## Your goal
The records below must be duplicated exactly, character for character.

Dataset items

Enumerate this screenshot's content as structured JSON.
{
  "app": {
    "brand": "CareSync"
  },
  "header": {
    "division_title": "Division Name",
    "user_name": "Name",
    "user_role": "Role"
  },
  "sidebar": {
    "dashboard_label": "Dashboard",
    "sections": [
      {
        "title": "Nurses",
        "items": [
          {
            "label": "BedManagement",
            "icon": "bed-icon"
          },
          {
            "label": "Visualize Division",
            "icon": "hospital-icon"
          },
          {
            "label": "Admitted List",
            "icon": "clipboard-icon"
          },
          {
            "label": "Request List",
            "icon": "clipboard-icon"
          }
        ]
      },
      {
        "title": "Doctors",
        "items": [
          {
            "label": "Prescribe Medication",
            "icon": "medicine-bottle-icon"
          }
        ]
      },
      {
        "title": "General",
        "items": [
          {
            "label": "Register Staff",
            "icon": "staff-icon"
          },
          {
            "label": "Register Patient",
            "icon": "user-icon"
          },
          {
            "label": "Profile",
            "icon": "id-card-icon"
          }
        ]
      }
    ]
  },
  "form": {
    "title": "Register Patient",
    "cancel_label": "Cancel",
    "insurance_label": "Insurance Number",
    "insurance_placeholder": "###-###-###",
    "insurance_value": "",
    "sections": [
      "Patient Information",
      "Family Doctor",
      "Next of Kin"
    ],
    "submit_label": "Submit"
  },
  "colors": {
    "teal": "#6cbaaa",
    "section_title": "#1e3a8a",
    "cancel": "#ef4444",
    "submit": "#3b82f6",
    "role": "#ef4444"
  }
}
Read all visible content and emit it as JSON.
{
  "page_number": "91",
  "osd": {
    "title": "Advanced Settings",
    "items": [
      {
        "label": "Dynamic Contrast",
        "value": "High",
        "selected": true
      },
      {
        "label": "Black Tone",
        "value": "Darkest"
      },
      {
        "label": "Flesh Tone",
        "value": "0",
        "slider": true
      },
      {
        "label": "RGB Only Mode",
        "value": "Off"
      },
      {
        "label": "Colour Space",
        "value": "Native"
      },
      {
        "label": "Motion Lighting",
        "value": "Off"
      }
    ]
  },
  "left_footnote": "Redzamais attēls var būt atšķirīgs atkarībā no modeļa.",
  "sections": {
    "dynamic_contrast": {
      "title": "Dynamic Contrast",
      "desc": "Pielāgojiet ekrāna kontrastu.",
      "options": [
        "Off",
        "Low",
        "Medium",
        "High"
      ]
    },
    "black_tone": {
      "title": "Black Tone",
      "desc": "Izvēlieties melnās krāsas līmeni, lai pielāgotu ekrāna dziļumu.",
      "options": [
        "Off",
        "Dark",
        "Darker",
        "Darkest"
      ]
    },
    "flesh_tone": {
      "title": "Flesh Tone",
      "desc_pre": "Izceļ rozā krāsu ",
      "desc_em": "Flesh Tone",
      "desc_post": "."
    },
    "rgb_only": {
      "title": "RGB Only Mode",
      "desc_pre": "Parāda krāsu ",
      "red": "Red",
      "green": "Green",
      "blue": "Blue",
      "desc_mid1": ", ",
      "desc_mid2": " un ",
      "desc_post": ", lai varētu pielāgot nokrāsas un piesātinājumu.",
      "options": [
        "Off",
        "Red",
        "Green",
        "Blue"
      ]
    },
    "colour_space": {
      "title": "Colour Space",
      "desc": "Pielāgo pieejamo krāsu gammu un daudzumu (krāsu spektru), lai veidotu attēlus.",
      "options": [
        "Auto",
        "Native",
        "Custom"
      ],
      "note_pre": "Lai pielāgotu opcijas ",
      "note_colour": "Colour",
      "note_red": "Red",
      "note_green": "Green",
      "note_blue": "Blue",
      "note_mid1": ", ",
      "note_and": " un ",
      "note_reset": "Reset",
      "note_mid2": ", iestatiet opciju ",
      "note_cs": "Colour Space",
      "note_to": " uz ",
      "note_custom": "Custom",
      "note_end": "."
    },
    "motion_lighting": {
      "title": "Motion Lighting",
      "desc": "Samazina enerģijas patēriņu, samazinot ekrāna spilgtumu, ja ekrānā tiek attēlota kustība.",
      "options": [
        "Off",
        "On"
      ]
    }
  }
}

## Written solution
Enumerate this screenshot's content as structured JSON.
{
  "app": {
    "brand": "CareSync"
  },
  "header": {
    "division_title": "Division Name",
    "user_name": "Name",
    "user_role": "Role"
  },
  "sidebar": {
    "dashboard_label": "Dashboard",
    "sections": [
      {
        "title": "Nurses",
        "items": [
          {
            "label": "BedManagement",
            "icon": "bed-icon"
          },
          {
            "label": "Visualize Division",
            "icon": "hospital-icon"
          },
          {
            "label": "Admitted List",
            "icon": "clipboard-icon"
          },
          {
            "label": "Request List",
            "icon": "clipboard-icon"
          }
        ]
      },
      {
        "title": "Doctors",
        "items": [
          {
            "label": "Prescribe Medication",
            "icon": "medicine-bottle-icon"
          }
        ]
      },
      {
        "title": "General",
        "items": [
          {
            "label": "Register Staff",
            "icon": "staff-icon"
          },
          {
            "label": "Register Patient",
            "icon": "user-icon"
          },
          {
            "label": "Profile",
            "icon": "id-card-icon"
          }
        ]
      }
    ]
  },
  "form": {
    "title": "Register Patient",
    "cancel_label": "Cancel",
    "insurance_label": "Insurance Number",
    "insurance_placeholder": "###-###-###",
    "insurance_value": "",
    "sections": [
      "Patient Information",
      "Family Doctor",
      "Next of Kin"
    ],
    "submit_label": "Submit"
  },
  "colors": {
    "teal": "#6cbaaa",
    "section_title": "#1e3a8a",
    "cancel": "#ef4444",
    "submit": "#3b82f6",
    "role": "#ef4444"
  }
}
Read all visible content and emit it as JSON.
{
  "page_number": "91",
  "osd": {
    "title": "Advanced Settings",
    "items": [
      {
        "label": "Dynamic Contrast",
        "value": "High",
        "selected": true
      },
      {
        "label": "Black Tone",
        "value": "Darkest"
      },
      {
        "label": "Flesh Tone",
        "value": "0",
        "slider": true
      },
      {
        "label": "RGB Only Mode",
        "value": "Off"
      },
      {
        "label": "Colour Space",
        "value": "Native"
      },
      {
        "label": "Motion Lighting",
        "value": "Off"
      }
    ]
  },
  "left_footnote": "Redzamais attēls var būt atšķirīgs atkarībā no modeļa.",
  "sections": {
    "dynamic_contrast": {
      "title": "Dynamic Contrast",
      "desc": "Pielāgojiet ekrāna kontrastu.",
      "options": [
        "Off",
        "Low",
        "Medium",
        "High"
      ]
    },
    "black_tone": {
      "title": "Black Tone",
      "desc": "Izvēlieties melnās krāsas līmeni, lai pielāgotu ekrāna dziļumu.",
      "options": [
        "Off",
        "Dark",
        "Darker",
        "Darkest"
      ]
    },
    "flesh_tone": {
      "title": "Flesh Tone",
      "desc_pre": "Izceļ rozā krāsu ",
      "desc_em": "Flesh Tone",
      "desc_post": "."
    },
    "rgb_only": {
      "title": "RGB Only Mode",
      "desc_pre": "Parāda krāsu ",
      "red": "Red",
      "green": "Green",
      "blue": "Blue",
      "desc_mid1": ", ",
      "desc_mid2": " un ",
      "desc_post": ", lai varētu pielāgot nokrāsas un piesātinājumu.",
      "options": [
        "Off",
        "Red",
        "Green",
        "Blue"
      ]
    },
    "colour_space": {
      "title": "Colour Space",
      "desc": "Pielāgo pieejamo krāsu gammu un daudzumu (krāsu spektru), lai veidotu attēlus.",
      "options": [
        "Auto",
        "Native",
        "Custom"
      ],
      "note_pre": "Lai pielāgotu opcijas ",
      "note_colour": "Colour",
      "note_red": "Red",
      "note_green": "Green",
      "note_blue": "Blue",
      "note_mid1": ", ",
      "note_and": " un ",
      "note_reset": "Reset",
      "note_mid2": ", iestatiet opciju ",
      "note_cs": "Colour Space",
      "note_to": " uz ",
      "note_custom": "Custom",
      "note_end": "."
    },
    "motion_lighting": {
      "title": "Motion Lighting",
      "desc": "Samazina enerģijas patēriņu, samazinot ekrāna spilgtumu, ja ekrānā tiek attēlota kustība.",
      "options": [
        "Off",
        "On"
      ]
    }
  }
}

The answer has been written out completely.